- [Stated exercise]:
In the listing below, give the lines again starting at the one containing "top2-header: Top2 <box>1686 58 1771 100</box>" and ending at the one containing "bar-segment: 48 <box>949 859 1464 998</box>", changing "separator" to "divider" and leaving all else the same.

- [Task material]:
— start —

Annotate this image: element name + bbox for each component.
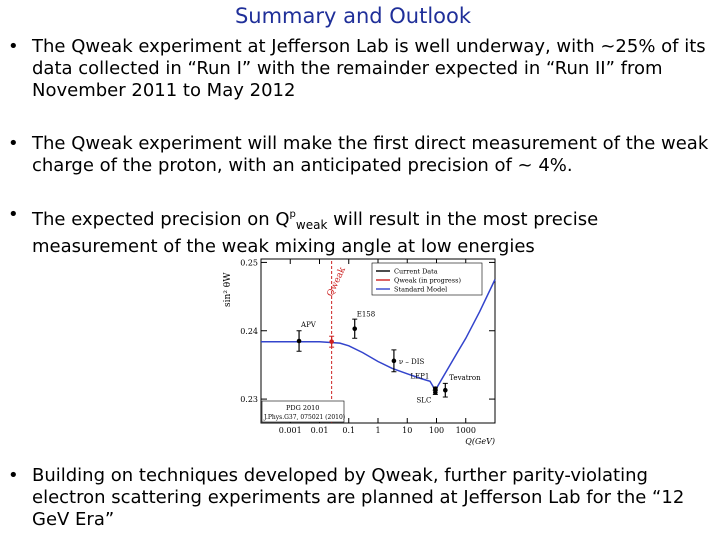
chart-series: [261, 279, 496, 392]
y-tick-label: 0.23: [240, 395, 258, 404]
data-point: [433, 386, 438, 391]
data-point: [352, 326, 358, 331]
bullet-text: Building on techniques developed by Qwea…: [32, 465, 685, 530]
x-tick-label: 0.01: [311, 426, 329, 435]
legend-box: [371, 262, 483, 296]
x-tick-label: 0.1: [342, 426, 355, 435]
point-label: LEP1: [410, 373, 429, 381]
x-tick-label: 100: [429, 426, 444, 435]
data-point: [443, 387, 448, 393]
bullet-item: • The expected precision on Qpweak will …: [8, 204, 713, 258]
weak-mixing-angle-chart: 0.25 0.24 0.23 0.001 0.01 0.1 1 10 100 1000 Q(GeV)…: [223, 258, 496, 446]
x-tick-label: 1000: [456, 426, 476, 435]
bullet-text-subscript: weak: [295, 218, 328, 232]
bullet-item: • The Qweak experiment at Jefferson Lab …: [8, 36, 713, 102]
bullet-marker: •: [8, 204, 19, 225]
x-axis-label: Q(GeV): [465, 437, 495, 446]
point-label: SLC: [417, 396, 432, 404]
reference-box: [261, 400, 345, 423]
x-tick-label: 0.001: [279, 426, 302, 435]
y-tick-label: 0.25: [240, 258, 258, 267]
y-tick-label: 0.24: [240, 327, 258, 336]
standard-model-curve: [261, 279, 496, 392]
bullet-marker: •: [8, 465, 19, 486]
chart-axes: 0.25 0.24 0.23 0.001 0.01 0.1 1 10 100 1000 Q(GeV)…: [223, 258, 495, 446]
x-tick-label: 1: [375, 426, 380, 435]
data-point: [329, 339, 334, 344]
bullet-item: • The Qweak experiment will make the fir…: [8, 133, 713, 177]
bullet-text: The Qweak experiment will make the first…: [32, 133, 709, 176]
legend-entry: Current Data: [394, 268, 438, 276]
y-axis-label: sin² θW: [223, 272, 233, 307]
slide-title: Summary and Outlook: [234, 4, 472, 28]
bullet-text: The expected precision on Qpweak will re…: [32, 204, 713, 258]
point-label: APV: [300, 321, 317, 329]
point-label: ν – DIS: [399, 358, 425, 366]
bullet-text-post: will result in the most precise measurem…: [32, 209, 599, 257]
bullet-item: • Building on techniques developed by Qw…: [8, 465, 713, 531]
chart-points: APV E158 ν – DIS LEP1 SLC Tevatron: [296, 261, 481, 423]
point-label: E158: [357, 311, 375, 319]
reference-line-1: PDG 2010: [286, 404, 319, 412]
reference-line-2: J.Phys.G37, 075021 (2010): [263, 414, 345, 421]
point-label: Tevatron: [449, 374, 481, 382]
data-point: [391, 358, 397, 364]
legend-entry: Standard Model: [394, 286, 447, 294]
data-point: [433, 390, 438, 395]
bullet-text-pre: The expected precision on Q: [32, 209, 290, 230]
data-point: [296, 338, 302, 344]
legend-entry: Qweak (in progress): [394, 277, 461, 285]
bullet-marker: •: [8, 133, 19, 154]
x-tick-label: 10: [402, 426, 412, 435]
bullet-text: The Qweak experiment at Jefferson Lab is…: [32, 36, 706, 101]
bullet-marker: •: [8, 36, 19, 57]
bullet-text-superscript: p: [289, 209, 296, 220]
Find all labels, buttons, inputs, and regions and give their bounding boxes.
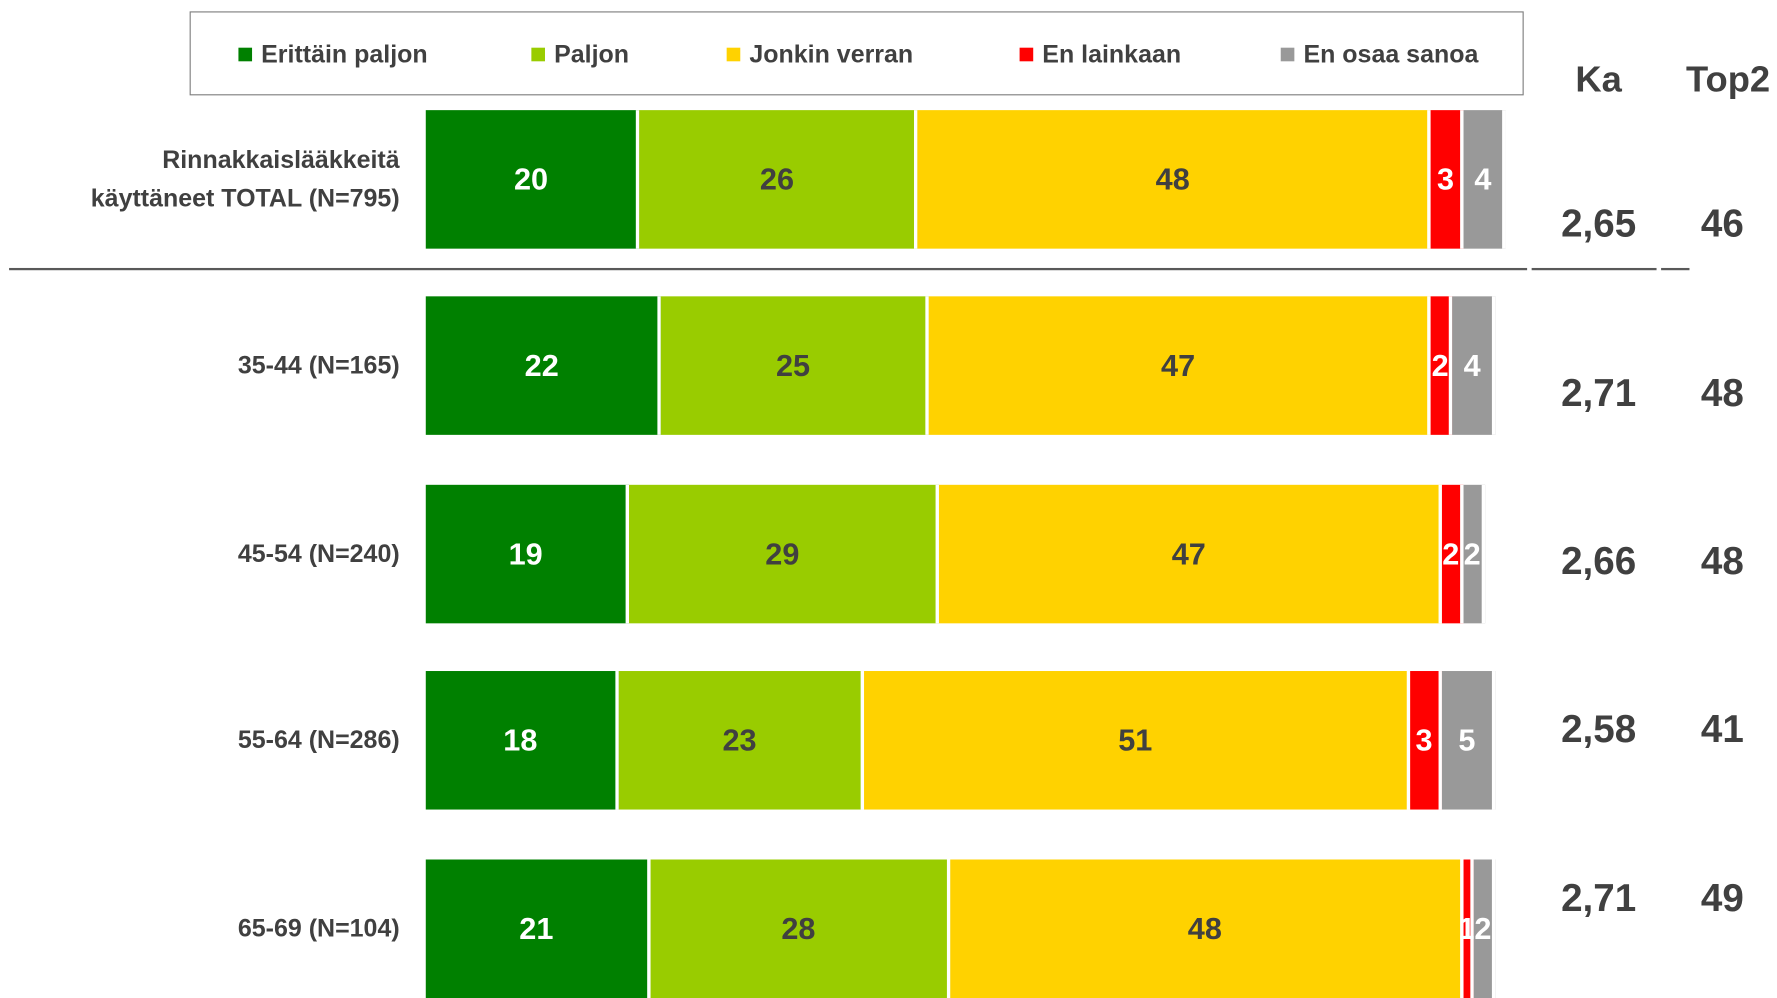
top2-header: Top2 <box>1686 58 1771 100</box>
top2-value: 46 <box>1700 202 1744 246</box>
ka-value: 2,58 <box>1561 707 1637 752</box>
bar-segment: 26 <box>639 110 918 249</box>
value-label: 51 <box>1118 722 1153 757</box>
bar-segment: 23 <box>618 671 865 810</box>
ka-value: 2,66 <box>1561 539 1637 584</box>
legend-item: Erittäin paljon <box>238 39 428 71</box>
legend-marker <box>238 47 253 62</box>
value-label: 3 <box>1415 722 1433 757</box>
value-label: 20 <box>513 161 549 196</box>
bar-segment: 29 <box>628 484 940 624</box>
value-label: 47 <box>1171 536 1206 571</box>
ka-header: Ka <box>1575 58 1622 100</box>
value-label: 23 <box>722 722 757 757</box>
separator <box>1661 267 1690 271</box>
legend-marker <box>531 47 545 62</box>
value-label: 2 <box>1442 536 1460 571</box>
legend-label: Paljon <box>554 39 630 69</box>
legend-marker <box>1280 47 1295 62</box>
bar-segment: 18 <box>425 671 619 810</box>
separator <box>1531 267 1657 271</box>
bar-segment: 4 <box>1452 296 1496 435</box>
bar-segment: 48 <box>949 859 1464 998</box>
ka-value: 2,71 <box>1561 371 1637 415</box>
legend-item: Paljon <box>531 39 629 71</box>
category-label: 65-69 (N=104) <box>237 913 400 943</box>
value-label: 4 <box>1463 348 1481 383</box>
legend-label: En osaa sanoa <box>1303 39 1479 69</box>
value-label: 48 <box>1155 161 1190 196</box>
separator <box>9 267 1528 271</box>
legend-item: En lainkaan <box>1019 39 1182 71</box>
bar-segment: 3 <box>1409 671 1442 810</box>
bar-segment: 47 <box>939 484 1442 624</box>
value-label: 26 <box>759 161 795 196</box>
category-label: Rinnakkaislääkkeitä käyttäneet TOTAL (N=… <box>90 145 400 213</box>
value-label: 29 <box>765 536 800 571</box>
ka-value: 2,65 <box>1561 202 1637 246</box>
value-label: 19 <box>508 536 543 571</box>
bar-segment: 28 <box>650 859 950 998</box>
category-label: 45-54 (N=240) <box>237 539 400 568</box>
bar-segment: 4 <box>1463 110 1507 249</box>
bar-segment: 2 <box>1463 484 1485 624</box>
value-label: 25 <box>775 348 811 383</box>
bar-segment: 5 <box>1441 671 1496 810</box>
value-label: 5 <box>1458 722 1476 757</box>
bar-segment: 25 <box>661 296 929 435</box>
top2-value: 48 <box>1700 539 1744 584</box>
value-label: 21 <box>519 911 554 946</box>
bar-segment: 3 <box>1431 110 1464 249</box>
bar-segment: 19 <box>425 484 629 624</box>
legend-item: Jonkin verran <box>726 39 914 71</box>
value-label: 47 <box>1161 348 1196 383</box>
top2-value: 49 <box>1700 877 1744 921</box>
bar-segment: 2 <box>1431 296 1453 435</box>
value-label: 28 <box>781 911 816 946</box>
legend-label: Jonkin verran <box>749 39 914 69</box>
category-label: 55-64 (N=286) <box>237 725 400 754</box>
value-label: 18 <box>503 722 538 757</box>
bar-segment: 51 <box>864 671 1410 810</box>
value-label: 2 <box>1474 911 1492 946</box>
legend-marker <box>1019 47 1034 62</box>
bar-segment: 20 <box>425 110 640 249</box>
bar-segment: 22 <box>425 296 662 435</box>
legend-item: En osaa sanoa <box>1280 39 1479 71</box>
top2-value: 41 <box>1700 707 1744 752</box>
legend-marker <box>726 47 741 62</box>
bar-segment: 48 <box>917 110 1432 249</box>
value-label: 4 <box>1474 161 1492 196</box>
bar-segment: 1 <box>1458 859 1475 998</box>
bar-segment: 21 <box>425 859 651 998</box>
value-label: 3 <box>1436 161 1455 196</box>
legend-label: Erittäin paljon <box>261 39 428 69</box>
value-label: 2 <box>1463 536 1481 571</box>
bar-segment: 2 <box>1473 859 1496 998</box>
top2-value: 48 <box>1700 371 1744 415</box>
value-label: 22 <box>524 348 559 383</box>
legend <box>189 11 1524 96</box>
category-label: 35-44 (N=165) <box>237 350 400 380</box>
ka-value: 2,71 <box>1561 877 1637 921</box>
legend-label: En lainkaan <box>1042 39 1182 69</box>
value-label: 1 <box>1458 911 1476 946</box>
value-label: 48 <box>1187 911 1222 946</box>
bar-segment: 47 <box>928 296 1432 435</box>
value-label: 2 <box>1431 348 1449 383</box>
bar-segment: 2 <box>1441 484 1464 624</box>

— end —

- [Task solution]:
top2-header: Top2 <box>1686 58 1771 100</box>
top2-value: 46 <box>1700 202 1744 246</box>
ka-value: 2,58 <box>1561 707 1637 752</box>
bar-segment: 26 <box>639 110 918 249</box>
value-label: 51 <box>1118 722 1153 757</box>
bar-segment: 23 <box>618 671 865 810</box>
ka-value: 2,66 <box>1561 539 1637 584</box>
legend-item: Erittäin paljon <box>238 39 428 71</box>
legend-marker <box>238 47 253 62</box>
value-label: 3 <box>1415 722 1433 757</box>
value-label: 20 <box>513 161 549 196</box>
bar-segment: 29 <box>628 484 940 624</box>
value-label: 47 <box>1171 536 1206 571</box>
ka-header: Ka <box>1575 58 1622 100</box>
value-label: 23 <box>722 722 757 757</box>
divider <box>1661 267 1690 271</box>
legend-marker <box>531 47 545 62</box>
value-label: 2 <box>1442 536 1460 571</box>
legend-label: Paljon <box>554 39 630 69</box>
legend-marker <box>1280 47 1295 62</box>
bar-segment: 18 <box>425 671 619 810</box>
divider <box>1531 267 1657 271</box>
bar-segment: 4 <box>1452 296 1496 435</box>
bar-segment: 48 <box>949 859 1464 998</box>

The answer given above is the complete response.